Passage provided:
◆ ◆ ◆

David Casinos Sierra (born 15 February 1972 in Valencia) is a Paralympian athlete from Spain competing mainly in category F11 shot put events.

Personal 
Casinos was born 15 February 1972 from Valencia.  He is married to Celia Maestre Martín, and the pair were dating in 2004.

In 2013, he was awarded the gold Real Orden al Mérito Deportivo, at a ceremony at the Teatro de Madrid Cofidis, and attended by Princess Elena, Minister of Education, Culture and Sport, José Ignacio Wert, the president of the Higher Sports Council (CSD), Miguel Cardinal, and the Director General of Sports of CSD, Ana Muñoz. In November 2013, he participated in Universal Children's Day celebration in Madrid by presenting a book to the Supreme Council of Sports.

Athletics 
Maestre became David Casinos guide in 2002.

◆ ◆ ◆

Recorded information:
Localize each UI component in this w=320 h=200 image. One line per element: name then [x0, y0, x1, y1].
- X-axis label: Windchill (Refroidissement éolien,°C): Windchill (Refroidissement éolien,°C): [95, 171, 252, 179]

◆ ◆ ◆

Set task A:
In the biography of David Casinos Sierra, at which venue was he awarded the gold Real Orden al Mérito Deportivo?
Set task B:
Retype the part of the biography of David Casinos Sierra that starts at "David Casinos Sierra" and ends at "dating in 2004.".

Solution A:
The Teatro de Madrid Cofidis.

Solution B:
David Casinos Sierra (born 15 February 1972 in Valencia) is a Paralympian athlete from Spain competing mainly in category F11 shot put events.

Personal 
Casinos was born 15 February 1972 from Valencia.  He is married to Celia Maestre Martín, and the pair were dating in 2004.